-- START OF Source excerpt --

UNITED STATES OF AMERICA, Plaintiff-Appellee, v. ROSS EDWARD PAULSON, Defendant-Appellant.
Ross Edward Paulson appeals his 240-month sentence, imposed after he pleaded guilty to one count of coercion and enticement of a minor, in violation of 18 U.S.C. § 2422(b). On appeal, Paulson argues that his sentence, which was 120 months above the guideline range, was substantively unreasonable because it was more severe than necessary to achieve the statutory goals identified in 18 U.S.C. § 3553(a)(2). Paulson specifically argues that the district court's sentencing decision was “flawed” in three ways: (1) the court failed to find that Paulson's conduct was outside the “heartland” of typical child-enticement cases and therefore rejected the guideline sentence chiefly because of its general policy disagreement with the Sentencing Guidelines; (2) the court improperly used the statutory sentencing range, rather than the Guidelines, as its “lodestone” for sentencing; and (3) the court improperly justified its upward variance by rejecting mitigating factors raised by Paulson rather than by properly weighing the § 3553(a) factors. We see no reversible errors.

-- END OF Source excerpt --

Exercise instructions = Using the appeal excerpt above, say whether each statement agrees with it, answering yes or no and quoting the deciding words: (a) Paulson's sentence was 120 months above the guideline range. (b) Paulson was convicted by a jury. (c) The appeals court found reversible errors.

-- START OF Provided data --

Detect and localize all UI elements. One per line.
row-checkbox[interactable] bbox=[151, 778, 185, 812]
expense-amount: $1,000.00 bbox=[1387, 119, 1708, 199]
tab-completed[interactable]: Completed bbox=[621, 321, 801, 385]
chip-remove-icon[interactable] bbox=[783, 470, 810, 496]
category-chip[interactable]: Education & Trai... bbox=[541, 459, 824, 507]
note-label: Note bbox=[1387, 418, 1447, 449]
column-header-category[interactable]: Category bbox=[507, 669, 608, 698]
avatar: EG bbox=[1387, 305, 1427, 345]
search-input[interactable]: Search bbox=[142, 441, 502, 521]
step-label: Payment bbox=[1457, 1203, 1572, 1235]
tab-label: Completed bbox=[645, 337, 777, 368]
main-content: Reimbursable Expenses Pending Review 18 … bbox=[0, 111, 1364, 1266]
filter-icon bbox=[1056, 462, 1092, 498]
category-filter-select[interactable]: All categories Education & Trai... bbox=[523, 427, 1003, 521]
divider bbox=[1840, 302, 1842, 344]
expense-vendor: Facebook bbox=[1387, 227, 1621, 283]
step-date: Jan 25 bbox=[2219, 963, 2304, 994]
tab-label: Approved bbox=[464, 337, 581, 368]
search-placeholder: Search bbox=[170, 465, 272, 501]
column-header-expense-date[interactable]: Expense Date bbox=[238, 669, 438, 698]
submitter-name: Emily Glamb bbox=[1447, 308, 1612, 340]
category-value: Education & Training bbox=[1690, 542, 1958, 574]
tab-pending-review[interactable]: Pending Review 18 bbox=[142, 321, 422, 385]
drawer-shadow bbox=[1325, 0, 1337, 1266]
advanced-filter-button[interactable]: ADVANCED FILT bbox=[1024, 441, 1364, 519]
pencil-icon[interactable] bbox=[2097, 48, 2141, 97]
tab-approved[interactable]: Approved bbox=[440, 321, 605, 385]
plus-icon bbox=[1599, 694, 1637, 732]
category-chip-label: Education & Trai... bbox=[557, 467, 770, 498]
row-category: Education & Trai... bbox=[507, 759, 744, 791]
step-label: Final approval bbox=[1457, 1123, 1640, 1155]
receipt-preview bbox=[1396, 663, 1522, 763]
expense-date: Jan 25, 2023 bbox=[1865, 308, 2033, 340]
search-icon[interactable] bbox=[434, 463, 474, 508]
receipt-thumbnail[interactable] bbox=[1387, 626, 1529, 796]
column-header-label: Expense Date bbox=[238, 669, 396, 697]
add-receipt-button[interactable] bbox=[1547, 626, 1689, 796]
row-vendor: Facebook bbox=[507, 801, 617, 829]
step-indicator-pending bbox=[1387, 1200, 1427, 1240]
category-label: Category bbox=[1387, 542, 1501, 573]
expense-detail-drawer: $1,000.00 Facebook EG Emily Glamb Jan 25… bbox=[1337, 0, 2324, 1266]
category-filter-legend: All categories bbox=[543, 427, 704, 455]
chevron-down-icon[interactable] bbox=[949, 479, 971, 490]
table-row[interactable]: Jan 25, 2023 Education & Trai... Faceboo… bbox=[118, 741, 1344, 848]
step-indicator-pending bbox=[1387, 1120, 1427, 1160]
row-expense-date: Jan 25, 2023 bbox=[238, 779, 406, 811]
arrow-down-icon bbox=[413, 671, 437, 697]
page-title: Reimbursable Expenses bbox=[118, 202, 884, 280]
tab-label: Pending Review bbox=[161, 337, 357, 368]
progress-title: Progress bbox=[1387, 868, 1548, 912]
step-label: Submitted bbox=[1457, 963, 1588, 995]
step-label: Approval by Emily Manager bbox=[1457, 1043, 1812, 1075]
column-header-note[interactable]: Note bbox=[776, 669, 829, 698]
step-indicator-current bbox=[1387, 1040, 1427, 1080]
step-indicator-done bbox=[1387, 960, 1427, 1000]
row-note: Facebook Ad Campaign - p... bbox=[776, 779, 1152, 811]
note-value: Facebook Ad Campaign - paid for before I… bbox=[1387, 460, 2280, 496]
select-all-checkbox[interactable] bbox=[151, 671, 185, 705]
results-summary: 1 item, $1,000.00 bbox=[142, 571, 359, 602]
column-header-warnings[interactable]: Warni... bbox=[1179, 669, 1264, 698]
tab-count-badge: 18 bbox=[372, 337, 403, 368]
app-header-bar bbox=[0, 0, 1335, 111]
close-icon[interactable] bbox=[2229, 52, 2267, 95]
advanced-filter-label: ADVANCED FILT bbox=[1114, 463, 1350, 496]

-- END OF Provided data --

Written response =
(a) Yes: "which was 120 months above the guideline range"
(b) No: "imposed after he pleaded guilty"
(c) No: "We see no reversible errors."